- [Exercise] Gather all lines with the word "without" in them.

::: Data supplied :::

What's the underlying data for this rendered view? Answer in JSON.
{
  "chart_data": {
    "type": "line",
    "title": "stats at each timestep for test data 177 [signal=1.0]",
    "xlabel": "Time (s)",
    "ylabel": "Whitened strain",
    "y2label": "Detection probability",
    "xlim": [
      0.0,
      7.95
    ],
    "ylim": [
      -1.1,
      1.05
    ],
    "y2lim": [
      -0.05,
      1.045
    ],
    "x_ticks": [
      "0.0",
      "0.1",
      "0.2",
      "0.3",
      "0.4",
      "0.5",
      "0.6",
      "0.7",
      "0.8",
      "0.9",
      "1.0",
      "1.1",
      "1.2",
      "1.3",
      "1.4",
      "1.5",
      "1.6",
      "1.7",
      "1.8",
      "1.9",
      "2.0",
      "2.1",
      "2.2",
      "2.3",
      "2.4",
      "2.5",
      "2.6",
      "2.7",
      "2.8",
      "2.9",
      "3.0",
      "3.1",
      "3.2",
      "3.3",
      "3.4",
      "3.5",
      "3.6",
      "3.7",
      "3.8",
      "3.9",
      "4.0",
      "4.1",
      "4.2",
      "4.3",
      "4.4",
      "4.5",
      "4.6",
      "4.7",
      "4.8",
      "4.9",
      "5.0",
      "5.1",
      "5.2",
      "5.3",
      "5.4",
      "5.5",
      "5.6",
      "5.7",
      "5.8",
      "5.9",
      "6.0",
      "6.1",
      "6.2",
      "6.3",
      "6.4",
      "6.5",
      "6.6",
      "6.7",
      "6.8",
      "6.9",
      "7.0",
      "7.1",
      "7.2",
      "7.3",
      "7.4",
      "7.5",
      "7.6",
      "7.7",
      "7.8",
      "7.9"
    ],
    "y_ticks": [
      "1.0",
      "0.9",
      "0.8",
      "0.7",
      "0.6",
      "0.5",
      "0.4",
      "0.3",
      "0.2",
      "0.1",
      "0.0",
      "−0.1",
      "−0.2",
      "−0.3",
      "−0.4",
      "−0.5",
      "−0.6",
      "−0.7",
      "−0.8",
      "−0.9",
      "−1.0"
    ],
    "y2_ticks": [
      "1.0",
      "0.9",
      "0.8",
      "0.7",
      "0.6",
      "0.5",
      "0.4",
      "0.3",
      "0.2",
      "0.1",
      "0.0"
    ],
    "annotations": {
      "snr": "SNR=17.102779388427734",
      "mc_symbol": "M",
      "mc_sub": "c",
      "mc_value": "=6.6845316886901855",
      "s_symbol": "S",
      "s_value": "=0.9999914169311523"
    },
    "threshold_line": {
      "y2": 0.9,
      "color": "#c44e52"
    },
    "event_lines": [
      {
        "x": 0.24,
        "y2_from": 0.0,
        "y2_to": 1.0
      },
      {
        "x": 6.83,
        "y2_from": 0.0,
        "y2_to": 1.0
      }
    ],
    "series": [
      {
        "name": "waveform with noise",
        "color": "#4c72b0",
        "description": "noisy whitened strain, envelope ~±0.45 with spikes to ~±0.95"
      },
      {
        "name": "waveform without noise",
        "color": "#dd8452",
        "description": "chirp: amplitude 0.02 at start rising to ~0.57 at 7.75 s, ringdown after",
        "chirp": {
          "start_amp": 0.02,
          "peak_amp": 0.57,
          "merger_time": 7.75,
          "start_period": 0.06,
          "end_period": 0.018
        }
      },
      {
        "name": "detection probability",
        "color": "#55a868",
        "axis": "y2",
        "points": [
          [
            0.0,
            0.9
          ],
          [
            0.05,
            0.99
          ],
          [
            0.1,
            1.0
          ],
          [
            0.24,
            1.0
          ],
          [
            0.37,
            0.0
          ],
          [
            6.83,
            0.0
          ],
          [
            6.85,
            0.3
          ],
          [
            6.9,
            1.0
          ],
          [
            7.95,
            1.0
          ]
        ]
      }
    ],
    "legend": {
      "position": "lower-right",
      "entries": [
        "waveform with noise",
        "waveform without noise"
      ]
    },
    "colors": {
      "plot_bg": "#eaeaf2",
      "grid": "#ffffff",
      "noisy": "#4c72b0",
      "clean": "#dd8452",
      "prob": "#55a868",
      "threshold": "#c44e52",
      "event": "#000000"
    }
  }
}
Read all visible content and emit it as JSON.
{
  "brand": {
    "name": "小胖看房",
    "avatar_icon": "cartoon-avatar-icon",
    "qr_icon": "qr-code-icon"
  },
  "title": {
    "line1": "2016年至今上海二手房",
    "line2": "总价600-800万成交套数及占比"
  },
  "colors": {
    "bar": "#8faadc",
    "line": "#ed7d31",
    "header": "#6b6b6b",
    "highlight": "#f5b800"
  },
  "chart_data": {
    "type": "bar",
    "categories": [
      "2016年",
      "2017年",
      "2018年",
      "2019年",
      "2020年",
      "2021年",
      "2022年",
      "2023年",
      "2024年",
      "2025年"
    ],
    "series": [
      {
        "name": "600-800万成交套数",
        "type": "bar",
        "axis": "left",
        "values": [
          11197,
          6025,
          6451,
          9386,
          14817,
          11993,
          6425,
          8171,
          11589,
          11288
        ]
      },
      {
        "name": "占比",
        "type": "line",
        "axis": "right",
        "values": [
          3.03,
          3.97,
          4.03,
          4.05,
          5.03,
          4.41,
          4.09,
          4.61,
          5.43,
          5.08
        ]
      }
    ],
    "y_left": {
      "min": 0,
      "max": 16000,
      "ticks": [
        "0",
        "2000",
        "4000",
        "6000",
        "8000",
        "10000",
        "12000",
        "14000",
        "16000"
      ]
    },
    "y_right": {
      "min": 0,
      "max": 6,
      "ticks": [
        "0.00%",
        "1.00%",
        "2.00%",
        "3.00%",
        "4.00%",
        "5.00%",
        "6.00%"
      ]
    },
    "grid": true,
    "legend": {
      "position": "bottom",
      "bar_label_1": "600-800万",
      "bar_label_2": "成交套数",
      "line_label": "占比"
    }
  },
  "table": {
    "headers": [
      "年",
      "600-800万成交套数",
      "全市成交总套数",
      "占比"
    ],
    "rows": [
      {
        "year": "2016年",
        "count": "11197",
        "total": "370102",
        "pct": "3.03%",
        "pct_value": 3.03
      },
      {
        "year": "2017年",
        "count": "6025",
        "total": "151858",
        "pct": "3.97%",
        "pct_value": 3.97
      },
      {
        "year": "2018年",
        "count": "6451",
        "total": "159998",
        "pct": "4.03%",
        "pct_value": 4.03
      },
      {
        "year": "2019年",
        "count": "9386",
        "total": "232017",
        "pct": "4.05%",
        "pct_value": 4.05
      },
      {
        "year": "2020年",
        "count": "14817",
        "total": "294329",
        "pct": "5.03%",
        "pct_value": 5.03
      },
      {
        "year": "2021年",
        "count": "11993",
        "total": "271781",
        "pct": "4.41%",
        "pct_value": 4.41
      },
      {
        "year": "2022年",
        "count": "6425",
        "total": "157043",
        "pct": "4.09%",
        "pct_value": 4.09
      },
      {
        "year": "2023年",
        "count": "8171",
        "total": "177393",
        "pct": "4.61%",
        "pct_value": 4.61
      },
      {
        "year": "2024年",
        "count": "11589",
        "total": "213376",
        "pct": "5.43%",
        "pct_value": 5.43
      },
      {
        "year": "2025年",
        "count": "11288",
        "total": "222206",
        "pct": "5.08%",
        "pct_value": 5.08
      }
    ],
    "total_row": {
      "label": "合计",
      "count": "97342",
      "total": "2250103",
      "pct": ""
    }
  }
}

:::

- [Final result]
        "name": "waveform without noise",
        "waveform without noise"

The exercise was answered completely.